## begin Record list

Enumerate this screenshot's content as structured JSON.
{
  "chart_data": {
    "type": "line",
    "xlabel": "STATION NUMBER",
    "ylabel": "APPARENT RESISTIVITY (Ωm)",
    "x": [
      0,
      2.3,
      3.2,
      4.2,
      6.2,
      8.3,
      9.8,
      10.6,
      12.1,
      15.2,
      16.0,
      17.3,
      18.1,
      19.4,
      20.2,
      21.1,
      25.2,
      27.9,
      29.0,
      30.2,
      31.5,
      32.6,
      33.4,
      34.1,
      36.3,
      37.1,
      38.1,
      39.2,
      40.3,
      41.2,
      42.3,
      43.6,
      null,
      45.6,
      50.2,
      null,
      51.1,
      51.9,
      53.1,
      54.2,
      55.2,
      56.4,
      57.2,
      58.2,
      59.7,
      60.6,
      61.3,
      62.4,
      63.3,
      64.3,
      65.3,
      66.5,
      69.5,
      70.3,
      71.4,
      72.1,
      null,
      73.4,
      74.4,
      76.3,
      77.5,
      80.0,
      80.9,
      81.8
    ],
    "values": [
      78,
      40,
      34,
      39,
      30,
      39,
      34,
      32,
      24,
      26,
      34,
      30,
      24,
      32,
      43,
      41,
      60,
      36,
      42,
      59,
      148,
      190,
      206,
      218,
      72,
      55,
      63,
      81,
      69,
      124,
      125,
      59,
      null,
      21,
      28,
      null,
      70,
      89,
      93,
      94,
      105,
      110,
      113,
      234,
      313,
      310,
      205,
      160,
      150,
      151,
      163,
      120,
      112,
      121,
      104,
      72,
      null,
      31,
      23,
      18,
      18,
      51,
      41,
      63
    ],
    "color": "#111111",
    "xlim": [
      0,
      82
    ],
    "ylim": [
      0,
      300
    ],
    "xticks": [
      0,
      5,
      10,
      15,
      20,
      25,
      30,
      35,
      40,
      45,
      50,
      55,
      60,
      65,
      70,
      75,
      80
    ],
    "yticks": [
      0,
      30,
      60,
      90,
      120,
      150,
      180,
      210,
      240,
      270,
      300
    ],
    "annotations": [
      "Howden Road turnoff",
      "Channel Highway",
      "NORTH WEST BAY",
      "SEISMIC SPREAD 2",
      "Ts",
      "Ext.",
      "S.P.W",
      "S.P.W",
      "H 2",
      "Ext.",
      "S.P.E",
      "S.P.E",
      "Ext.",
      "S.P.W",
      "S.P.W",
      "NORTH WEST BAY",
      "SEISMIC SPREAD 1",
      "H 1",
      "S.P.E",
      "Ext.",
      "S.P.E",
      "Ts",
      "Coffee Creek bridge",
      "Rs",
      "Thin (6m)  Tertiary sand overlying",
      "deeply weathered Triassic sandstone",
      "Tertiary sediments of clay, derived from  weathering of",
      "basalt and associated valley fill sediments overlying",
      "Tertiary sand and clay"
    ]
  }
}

## end Record list

**What you are asked to do:** Please restate the data word for word, every record included.

**Expected answer:**
Enumerate this screenshot's content as structured JSON.
{
  "chart_data": {
    "type": "line",
    "xlabel": "STATION NUMBER",
    "ylabel": "APPARENT RESISTIVITY (Ωm)",
    "x": [
      0,
      2.3,
      3.2,
      4.2,
      6.2,
      8.3,
      9.8,
      10.6,
      12.1,
      15.2,
      16.0,
      17.3,
      18.1,
      19.4,
      20.2,
      21.1,
      25.2,
      27.9,
      29.0,
      30.2,
      31.5,
      32.6,
      33.4,
      34.1,
      36.3,
      37.1,
      38.1,
      39.2,
      40.3,
      41.2,
      42.3,
      43.6,
      null,
      45.6,
      50.2,
      null,
      51.1,
      51.9,
      53.1,
      54.2,
      55.2,
      56.4,
      57.2,
      58.2,
      59.7,
      60.6,
      61.3,
      62.4,
      63.3,
      64.3,
      65.3,
      66.5,
      69.5,
      70.3,
      71.4,
      72.1,
      null,
      73.4,
      74.4,
      76.3,
      77.5,
      80.0,
      80.9,
      81.8
    ],
    "values": [
      78,
      40,
      34,
      39,
      30,
      39,
      34,
      32,
      24,
      26,
      34,
      30,
      24,
      32,
      43,
      41,
      60,
      36,
      42,
      59,
      148,
      190,
      206,
      218,
      72,
      55,
      63,
      81,
      69,
      124,
      125,
      59,
      null,
      21,
      28,
      null,
      70,
      89,
      93,
      94,
      105,
      110,
      113,
      234,
      313,
      310,
      205,
      160,
      150,
      151,
      163,
      120,
      112,
      121,
      104,
      72,
      null,
      31,
      23,
      18,
      18,
      51,
      41,
      63
    ],
    "color": "#111111",
    "xlim": [
      0,
      82
    ],
    "ylim": [
      0,
      300
    ],
    "xticks": [
      0,
      5,
      10,
      15,
      20,
      25,
      30,
      35,
      40,
      45,
      50,
      55,
      60,
      65,
      70,
      75,
      80
    ],
    "yticks": [
      0,
      30,
      60,
      90,
      120,
      150,
      180,
      210,
      240,
      270,
      300
    ],
    "annotations": [
      "Howden Road turnoff",
      "Channel Highway",
      "NORTH WEST BAY",
      "SEISMIC SPREAD 2",
      "Ts",
      "Ext.",
      "S.P.W",
      "S.P.W",
      "H 2",
      "Ext.",
      "S.P.E",
      "S.P.E",
      "Ext.",
      "S.P.W",
      "S.P.W",
      "NORTH WEST BAY",
      "SEISMIC SPREAD 1",
      "H 1",
      "S.P.E",
      "Ext.",
      "S.P.E",
      "Ts",
      "Coffee Creek bridge",
      "Rs",
      "Thin (6m)  Tertiary sand overlying",
      "deeply weathered Triassic sandstone",
      "Tertiary sediments of clay, derived from  weathering of",
      "basalt and associated valley fill sediments overlying",
      "Tertiary sand and clay"
    ]
  }
}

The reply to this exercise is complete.